[INSTRUCTIONS FOR THE TASK]
Extract each line of the records below that contains the word "title".
Start INPUT FOR THIS TASK
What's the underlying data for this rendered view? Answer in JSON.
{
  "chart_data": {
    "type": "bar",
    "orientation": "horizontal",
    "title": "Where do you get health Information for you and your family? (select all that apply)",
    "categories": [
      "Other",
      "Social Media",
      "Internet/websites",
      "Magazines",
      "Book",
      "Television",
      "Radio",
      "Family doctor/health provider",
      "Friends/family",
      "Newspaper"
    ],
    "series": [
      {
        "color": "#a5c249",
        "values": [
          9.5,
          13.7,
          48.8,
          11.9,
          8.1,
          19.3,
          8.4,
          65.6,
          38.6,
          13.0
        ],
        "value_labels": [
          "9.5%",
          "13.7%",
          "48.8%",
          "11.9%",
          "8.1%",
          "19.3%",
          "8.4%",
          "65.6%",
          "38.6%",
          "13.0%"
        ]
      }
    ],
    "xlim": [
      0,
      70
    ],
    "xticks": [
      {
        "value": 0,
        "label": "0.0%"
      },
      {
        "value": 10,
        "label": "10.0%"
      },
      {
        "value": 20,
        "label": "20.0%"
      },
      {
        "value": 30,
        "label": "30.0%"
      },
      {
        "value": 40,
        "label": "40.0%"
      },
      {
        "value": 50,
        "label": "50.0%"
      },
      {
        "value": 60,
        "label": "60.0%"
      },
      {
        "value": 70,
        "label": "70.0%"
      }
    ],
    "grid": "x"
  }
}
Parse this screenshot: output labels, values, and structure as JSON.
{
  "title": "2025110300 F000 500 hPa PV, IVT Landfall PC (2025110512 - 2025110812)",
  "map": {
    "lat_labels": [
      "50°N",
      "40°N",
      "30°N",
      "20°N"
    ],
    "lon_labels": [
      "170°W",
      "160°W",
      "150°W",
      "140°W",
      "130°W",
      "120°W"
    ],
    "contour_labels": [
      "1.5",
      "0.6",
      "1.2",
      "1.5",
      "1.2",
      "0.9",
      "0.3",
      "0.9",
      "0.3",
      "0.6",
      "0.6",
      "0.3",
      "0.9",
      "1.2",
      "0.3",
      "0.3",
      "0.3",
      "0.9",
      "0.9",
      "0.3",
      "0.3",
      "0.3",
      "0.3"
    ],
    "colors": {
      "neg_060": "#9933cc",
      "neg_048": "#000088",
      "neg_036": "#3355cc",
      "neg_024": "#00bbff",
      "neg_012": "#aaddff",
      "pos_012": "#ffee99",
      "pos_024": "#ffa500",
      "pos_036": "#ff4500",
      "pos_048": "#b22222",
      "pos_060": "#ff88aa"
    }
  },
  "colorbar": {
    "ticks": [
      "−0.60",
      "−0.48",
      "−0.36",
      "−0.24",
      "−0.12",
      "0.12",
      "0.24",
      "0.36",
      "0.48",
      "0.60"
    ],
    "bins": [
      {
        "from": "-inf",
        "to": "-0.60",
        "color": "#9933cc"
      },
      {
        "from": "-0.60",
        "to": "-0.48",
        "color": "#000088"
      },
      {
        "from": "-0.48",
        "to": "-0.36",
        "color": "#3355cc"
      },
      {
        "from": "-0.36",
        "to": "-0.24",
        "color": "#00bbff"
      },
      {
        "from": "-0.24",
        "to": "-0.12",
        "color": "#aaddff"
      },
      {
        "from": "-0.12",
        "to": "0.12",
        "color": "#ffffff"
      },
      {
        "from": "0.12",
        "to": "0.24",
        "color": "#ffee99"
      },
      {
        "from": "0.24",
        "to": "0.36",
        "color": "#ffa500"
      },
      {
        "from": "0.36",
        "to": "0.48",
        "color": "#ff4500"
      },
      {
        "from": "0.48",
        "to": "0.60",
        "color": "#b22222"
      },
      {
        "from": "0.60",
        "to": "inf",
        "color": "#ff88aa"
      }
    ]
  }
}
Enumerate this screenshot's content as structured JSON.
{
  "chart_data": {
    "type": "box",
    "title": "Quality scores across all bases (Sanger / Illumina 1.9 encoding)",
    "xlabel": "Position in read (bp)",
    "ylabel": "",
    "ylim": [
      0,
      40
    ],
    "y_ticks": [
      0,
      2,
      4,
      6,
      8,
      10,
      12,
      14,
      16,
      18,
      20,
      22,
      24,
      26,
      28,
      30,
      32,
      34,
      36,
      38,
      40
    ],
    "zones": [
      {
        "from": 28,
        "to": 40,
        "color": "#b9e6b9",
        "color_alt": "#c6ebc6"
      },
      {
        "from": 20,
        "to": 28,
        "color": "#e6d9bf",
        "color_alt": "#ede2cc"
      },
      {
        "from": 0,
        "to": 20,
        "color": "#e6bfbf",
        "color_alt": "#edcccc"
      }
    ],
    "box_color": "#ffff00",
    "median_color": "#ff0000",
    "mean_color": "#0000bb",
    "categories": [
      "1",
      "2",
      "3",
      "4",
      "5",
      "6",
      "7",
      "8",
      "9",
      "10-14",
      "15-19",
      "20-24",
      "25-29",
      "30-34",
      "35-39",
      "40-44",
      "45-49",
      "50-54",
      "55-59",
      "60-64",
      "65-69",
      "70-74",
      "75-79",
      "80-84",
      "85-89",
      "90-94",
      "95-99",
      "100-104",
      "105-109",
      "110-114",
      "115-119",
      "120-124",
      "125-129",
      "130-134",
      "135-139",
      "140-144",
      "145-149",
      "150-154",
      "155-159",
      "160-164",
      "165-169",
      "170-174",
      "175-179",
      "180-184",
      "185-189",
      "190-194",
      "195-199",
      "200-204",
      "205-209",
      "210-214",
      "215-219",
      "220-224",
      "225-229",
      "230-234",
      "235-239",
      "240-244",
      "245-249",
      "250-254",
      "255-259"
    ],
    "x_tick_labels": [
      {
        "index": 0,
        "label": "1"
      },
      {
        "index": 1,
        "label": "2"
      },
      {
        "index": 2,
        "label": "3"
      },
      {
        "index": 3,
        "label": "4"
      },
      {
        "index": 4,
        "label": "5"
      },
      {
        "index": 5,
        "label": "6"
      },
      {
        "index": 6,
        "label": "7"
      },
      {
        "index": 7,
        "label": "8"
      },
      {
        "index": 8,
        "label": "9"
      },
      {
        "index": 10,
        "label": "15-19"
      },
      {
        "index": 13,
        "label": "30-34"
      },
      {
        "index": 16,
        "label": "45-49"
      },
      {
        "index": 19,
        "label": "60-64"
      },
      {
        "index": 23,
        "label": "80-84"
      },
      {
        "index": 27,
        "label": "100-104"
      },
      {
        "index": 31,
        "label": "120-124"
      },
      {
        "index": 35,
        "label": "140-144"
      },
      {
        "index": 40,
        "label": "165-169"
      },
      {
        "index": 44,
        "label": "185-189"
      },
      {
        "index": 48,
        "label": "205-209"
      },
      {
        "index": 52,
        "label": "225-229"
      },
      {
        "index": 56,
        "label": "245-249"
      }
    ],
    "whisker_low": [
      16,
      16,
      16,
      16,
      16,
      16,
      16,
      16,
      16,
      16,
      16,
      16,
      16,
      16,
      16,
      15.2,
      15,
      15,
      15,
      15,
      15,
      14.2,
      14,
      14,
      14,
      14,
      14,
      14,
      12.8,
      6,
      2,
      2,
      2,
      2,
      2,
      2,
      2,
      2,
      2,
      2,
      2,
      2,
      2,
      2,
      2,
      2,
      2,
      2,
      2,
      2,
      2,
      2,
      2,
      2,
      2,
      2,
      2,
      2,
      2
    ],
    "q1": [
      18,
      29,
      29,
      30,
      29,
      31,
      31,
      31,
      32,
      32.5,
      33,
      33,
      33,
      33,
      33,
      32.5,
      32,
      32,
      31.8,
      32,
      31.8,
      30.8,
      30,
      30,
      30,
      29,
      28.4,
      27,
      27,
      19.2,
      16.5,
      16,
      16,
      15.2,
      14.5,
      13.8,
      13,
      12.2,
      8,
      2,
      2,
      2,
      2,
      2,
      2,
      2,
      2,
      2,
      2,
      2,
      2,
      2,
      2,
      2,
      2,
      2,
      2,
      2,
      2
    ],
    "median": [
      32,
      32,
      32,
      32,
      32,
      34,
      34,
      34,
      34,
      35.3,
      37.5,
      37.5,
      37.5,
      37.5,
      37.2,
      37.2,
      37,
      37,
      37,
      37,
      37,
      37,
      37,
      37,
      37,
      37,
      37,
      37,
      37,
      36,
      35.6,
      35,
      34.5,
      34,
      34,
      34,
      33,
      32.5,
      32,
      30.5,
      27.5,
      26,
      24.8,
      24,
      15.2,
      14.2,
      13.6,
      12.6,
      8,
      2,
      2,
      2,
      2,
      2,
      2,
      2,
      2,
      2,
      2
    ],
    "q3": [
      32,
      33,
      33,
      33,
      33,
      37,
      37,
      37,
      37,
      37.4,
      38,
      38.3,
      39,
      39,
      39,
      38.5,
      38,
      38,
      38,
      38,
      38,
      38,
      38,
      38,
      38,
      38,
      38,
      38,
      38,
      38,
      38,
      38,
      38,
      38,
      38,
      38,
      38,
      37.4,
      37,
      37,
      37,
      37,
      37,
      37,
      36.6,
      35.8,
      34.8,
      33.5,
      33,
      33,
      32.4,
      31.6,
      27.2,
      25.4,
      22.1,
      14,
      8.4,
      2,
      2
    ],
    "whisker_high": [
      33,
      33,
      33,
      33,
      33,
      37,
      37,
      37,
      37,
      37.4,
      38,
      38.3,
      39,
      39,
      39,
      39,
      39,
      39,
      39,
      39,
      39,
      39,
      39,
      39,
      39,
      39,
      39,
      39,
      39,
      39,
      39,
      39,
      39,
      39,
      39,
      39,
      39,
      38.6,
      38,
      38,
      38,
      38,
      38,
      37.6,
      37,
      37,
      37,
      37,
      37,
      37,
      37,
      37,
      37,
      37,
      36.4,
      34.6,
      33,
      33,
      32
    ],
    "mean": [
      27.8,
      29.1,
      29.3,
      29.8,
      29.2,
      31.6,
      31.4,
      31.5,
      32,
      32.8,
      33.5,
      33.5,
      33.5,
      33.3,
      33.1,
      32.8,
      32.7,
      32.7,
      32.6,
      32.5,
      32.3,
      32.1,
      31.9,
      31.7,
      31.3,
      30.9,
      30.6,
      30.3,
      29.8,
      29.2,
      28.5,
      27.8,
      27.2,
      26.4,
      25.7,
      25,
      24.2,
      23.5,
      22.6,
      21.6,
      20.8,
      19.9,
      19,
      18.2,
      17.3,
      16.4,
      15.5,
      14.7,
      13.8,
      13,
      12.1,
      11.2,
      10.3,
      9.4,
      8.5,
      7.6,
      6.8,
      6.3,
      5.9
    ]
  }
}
End INPUT FOR THIS TASK
[REPLY]
    "title": "Where do you get health Information for you and your family? (select all that apply)",
  "title": "2025110300 F000 500 hPa PV, IVT Landfall PC (2025110512 - 2025110812)",
    "title": "Quality scores across all bases (Sanger / Illumina 1.9 encoding)",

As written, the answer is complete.